*Dataset records:*
#####
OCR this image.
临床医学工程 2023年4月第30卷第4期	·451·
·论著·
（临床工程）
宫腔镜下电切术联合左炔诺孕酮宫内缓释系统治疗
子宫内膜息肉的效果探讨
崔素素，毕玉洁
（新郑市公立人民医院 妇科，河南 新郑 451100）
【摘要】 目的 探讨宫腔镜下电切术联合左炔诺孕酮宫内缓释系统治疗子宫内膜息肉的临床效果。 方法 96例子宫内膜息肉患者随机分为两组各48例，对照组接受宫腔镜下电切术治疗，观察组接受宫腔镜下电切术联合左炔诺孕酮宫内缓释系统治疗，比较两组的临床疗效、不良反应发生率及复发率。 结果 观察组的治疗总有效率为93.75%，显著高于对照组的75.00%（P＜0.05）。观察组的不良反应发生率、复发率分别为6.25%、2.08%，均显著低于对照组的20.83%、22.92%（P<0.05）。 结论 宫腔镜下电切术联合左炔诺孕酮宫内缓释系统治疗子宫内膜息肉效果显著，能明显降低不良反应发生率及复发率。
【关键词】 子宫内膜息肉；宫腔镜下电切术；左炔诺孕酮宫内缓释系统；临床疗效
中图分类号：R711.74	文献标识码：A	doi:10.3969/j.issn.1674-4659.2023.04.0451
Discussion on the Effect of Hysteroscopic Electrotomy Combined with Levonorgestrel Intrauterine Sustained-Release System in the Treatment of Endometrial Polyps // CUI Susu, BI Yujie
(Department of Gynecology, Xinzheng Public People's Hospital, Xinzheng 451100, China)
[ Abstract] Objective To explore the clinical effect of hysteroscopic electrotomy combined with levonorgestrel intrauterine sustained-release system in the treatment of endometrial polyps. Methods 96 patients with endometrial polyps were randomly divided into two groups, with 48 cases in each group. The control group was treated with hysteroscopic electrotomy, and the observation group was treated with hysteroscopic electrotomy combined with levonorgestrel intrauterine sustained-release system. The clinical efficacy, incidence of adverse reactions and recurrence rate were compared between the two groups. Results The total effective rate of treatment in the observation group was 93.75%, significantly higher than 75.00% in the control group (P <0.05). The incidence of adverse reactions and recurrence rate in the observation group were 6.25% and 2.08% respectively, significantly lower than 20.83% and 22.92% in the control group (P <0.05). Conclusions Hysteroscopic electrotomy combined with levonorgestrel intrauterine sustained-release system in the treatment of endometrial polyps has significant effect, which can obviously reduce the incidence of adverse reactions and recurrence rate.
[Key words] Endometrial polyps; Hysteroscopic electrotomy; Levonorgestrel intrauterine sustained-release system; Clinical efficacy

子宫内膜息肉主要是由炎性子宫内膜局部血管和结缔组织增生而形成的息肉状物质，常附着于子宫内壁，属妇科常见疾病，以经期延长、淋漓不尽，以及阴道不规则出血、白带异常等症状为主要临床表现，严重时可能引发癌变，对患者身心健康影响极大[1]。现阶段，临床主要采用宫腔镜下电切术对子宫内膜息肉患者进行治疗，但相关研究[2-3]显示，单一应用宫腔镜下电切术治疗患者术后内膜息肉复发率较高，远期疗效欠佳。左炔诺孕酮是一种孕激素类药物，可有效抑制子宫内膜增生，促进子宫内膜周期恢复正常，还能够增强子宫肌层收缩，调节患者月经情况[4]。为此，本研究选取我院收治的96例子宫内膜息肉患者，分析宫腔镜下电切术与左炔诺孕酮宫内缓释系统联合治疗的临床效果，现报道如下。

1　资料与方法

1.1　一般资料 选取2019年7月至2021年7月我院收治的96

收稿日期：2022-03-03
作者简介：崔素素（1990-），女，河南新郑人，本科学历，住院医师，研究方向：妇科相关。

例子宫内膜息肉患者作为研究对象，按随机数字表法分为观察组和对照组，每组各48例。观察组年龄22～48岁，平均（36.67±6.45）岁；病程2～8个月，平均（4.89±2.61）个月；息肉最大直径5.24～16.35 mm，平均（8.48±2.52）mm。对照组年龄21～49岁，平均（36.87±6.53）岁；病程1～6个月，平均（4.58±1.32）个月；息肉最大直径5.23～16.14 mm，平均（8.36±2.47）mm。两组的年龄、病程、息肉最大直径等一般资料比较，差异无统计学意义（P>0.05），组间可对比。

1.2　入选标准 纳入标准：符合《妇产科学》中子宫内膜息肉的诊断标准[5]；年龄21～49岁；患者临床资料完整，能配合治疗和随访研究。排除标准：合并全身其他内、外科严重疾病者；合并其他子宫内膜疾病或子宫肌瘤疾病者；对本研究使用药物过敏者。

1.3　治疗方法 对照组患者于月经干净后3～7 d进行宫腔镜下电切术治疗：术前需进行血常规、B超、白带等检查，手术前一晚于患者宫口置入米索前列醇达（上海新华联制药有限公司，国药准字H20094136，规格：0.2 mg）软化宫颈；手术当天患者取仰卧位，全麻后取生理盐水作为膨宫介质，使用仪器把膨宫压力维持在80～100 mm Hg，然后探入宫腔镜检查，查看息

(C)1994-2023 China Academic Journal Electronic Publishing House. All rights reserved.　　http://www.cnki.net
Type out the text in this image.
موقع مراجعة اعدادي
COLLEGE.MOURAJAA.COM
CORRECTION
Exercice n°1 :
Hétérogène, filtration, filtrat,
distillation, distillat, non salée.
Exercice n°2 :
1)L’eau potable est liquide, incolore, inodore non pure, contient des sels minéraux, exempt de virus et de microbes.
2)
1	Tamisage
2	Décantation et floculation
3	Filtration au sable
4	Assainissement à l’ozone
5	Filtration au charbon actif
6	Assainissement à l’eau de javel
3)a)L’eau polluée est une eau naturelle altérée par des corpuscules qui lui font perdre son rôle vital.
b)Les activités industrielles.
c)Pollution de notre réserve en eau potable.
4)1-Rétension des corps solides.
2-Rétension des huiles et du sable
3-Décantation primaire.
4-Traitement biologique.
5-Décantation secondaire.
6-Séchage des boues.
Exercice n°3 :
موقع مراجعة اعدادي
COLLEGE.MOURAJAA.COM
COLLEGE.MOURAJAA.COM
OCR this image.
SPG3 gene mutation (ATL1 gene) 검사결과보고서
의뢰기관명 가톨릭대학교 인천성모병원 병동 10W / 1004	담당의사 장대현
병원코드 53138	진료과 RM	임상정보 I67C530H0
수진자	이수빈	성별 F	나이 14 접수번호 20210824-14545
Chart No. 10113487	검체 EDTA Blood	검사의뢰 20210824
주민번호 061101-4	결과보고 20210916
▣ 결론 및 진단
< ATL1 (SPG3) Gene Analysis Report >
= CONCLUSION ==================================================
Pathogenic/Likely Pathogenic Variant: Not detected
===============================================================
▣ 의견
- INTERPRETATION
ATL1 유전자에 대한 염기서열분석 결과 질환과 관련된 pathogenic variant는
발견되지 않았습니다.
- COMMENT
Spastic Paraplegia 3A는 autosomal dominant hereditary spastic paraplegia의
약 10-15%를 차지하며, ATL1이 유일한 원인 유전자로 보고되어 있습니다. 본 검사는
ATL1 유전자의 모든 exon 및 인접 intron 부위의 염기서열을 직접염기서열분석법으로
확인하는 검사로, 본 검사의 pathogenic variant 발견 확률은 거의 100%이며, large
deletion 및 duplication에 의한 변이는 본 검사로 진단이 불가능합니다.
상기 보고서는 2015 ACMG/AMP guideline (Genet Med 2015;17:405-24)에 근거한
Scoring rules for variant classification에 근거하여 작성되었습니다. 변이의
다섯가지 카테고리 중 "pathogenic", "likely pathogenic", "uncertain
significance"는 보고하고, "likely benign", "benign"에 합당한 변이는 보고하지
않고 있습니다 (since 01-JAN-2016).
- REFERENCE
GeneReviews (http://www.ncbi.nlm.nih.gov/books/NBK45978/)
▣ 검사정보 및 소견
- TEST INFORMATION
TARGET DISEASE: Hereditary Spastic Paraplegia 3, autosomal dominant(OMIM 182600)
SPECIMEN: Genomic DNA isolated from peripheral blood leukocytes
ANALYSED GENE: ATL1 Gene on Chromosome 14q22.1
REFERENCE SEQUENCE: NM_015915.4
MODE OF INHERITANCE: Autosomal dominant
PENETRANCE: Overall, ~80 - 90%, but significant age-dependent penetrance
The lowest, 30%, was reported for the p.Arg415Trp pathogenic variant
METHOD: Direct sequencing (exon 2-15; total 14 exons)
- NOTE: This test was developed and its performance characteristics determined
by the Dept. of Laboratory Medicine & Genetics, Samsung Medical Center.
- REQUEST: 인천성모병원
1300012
#####
*PROBLEM STATEMENT:*
Scan the data above; copy every line where "Décantation" appears.

*WRITTEN RESPONSE:*
2	Décantation et floculation
3-Décantation primaire.
5-Décantation secondaire.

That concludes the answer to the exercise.